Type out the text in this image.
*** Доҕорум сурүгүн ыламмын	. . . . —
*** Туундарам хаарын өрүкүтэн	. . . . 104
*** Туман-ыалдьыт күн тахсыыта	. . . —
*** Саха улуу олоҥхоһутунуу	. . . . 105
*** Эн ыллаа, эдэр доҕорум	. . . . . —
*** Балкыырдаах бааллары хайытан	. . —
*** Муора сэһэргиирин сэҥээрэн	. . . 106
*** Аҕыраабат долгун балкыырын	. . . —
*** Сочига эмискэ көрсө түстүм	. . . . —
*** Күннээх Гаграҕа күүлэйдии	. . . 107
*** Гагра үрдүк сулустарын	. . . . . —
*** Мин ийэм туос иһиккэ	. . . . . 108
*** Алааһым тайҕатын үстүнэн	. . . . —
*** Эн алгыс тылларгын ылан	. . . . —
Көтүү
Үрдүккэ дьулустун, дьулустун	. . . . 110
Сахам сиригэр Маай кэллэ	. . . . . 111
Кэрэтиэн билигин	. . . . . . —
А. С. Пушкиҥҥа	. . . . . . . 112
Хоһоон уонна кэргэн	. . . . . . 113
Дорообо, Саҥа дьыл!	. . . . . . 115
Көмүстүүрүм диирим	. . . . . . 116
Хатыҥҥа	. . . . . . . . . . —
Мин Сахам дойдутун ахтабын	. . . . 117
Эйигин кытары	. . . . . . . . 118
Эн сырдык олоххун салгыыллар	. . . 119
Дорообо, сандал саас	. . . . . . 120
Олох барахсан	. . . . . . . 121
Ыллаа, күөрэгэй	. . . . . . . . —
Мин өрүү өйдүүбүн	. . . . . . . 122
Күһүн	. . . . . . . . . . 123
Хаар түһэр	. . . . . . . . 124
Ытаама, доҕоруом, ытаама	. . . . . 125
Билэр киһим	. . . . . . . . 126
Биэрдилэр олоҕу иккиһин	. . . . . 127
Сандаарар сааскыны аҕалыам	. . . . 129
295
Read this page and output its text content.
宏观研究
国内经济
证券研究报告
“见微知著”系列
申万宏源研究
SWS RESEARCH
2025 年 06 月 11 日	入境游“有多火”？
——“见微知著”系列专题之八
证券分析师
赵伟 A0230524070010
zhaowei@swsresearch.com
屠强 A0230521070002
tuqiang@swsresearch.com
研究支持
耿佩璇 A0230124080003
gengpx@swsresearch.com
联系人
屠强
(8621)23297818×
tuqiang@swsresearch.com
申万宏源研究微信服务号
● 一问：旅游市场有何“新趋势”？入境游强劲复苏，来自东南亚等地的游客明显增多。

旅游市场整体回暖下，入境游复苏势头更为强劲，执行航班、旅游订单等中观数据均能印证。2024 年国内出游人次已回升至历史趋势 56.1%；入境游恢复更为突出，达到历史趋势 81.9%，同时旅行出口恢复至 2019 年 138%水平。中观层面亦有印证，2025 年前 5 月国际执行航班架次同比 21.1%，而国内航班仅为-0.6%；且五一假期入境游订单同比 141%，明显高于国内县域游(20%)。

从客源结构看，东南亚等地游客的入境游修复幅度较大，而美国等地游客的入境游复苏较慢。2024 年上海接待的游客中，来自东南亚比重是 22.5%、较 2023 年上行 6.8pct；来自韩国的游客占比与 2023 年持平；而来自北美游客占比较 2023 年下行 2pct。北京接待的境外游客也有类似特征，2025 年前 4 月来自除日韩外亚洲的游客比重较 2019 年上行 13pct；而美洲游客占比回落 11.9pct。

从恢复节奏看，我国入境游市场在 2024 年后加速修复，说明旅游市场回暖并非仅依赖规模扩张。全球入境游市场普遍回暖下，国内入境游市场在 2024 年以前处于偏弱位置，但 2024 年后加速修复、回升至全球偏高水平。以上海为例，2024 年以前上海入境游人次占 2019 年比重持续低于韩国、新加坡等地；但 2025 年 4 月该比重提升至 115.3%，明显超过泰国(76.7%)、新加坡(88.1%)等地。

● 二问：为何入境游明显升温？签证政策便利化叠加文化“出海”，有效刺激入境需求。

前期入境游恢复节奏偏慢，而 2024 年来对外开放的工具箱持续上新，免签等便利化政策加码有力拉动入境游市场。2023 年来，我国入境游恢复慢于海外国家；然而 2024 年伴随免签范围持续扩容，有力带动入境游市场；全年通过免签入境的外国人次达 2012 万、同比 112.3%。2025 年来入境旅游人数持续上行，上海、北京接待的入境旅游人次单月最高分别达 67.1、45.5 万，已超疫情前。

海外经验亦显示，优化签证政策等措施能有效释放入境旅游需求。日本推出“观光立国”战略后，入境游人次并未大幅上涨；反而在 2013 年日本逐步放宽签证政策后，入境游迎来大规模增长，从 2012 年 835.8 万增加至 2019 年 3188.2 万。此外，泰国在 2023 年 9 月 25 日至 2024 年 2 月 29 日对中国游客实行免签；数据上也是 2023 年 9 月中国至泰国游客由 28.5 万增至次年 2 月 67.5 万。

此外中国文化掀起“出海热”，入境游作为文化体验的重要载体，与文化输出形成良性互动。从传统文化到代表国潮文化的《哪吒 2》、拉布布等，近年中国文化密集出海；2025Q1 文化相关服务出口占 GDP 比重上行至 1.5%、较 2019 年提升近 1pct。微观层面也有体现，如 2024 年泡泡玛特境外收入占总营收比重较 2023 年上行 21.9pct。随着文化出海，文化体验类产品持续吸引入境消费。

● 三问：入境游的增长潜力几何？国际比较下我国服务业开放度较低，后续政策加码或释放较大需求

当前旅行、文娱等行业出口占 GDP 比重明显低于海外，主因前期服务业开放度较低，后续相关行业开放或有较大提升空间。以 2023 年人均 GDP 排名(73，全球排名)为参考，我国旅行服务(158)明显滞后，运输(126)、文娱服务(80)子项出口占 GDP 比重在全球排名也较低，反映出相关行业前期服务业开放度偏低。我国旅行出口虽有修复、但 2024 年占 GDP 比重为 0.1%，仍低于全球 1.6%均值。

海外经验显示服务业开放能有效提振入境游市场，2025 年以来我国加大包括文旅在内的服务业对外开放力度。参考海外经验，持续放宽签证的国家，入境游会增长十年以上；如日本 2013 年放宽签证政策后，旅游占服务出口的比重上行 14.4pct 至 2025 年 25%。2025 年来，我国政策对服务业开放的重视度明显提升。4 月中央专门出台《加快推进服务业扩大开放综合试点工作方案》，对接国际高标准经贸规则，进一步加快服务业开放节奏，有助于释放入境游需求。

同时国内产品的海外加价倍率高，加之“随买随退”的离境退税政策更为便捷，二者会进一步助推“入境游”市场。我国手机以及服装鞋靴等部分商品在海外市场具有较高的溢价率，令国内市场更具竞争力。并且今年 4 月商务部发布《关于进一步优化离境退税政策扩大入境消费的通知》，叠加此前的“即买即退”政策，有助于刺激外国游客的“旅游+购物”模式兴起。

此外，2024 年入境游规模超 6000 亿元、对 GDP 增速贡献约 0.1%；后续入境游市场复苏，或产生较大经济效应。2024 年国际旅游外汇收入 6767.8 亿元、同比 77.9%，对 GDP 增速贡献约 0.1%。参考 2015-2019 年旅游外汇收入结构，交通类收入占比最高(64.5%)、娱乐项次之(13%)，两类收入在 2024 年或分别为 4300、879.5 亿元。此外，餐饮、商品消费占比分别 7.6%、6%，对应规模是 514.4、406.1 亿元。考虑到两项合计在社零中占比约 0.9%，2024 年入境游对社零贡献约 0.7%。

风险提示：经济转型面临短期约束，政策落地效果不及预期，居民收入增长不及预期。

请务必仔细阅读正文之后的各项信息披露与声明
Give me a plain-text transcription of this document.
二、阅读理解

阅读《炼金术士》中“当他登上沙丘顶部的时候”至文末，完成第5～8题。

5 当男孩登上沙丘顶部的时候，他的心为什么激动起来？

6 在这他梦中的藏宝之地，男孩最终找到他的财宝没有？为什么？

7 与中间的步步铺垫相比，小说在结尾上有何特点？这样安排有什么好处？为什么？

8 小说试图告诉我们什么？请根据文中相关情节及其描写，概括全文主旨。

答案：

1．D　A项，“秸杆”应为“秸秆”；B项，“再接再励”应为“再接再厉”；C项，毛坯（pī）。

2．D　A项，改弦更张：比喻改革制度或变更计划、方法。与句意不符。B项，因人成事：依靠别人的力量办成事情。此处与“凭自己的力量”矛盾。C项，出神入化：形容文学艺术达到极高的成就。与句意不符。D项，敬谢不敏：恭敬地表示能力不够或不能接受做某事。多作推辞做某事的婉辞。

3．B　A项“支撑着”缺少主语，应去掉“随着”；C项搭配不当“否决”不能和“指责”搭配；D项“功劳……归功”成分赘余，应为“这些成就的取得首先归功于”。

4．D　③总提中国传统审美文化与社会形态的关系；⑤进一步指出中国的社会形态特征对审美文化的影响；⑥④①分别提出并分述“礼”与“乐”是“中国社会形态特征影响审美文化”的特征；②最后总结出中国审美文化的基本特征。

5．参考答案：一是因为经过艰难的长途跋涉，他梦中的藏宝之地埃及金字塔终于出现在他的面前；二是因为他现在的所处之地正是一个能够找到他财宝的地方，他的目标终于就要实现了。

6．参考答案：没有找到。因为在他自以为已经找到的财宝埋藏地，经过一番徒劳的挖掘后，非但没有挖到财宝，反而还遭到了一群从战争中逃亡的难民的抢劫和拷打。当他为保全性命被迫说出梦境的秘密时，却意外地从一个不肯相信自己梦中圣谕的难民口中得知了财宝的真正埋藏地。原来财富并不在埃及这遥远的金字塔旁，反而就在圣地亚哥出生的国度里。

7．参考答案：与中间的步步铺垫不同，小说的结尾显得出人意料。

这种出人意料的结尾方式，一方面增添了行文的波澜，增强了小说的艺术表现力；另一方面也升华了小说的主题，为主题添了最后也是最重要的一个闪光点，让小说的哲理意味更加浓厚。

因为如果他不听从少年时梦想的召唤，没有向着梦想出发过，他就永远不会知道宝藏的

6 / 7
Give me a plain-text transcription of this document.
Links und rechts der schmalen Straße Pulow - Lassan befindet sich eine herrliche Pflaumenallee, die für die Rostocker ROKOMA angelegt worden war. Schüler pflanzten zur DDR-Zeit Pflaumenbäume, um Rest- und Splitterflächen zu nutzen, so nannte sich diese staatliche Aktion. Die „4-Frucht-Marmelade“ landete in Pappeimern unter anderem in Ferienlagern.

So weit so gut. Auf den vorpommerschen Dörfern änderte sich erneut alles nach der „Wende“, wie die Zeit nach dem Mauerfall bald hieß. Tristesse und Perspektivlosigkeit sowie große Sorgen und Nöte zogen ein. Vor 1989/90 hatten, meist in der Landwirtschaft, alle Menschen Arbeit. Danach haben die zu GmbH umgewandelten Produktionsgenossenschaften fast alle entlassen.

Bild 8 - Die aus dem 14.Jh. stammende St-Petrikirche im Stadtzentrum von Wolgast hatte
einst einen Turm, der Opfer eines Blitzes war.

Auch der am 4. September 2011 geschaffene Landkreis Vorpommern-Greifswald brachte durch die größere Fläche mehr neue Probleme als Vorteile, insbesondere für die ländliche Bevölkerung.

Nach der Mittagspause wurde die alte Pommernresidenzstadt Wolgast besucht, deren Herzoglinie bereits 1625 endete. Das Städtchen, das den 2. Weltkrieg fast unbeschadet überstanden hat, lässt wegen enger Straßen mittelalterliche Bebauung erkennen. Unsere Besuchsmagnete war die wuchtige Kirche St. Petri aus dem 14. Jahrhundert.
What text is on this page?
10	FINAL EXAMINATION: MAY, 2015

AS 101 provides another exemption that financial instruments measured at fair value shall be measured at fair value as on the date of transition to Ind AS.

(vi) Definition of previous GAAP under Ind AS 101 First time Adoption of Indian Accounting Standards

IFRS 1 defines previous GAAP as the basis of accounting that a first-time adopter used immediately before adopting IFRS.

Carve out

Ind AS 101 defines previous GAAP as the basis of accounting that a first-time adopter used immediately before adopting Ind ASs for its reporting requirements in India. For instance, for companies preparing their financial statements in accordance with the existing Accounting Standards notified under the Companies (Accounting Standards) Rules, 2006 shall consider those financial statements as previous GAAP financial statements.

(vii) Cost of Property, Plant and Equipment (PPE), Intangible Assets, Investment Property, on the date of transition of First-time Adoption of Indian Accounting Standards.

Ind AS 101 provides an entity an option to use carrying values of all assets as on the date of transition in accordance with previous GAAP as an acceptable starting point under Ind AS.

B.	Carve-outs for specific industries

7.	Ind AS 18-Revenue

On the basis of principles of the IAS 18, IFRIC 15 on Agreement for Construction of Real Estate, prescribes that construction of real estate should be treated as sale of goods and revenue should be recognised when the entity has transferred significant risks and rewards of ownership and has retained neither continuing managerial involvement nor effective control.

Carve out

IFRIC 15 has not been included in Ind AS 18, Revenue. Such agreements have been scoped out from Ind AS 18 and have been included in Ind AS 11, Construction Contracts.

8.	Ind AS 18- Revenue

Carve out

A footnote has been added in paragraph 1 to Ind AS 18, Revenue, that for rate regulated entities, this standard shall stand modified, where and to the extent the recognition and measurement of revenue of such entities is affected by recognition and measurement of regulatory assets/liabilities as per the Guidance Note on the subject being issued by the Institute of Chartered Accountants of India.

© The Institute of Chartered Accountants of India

### Exercise requirements
Filter out all lines lacking the word "transition" and copy the rest.

### Result of this exercise
AS 101 provides another exemption that financial instruments measured at fair value shall be measured at fair value as on the date of transition to Ind AS.
(vii) Cost of Property, Plant and Equipment (PPE), Intangible Assets, Investment Property, on the date of transition of First-time Adoption of Indian Accounting Standards.
Ind AS 101 provides an entity an option to use carrying values of all assets as on the date of transition in accordance with previous GAAP as an acceptable starting point under Ind AS.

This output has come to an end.